### To do
Return each line containing "name".

### Dataset records
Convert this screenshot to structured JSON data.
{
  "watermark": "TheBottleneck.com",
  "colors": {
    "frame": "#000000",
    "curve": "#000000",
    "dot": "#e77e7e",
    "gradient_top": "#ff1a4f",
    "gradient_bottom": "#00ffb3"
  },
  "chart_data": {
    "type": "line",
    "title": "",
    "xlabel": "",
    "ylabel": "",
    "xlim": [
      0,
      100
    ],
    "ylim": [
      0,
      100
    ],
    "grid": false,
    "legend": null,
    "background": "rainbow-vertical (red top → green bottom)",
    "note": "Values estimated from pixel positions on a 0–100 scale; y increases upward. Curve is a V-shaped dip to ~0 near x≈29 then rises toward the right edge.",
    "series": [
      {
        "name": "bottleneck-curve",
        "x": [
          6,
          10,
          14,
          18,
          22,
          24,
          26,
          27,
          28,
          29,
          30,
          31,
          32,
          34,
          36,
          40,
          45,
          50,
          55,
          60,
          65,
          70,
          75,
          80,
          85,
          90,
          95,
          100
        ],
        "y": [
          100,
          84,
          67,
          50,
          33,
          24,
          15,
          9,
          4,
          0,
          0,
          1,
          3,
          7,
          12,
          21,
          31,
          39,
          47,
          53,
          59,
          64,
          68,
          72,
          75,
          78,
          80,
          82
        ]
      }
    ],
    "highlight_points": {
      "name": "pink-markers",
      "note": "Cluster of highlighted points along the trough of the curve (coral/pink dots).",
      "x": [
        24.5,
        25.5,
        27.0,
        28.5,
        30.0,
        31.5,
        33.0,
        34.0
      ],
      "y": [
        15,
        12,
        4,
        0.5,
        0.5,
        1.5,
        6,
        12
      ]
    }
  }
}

### Complete answer
        "name": "bottleneck-curve",
      "name": "pink-markers",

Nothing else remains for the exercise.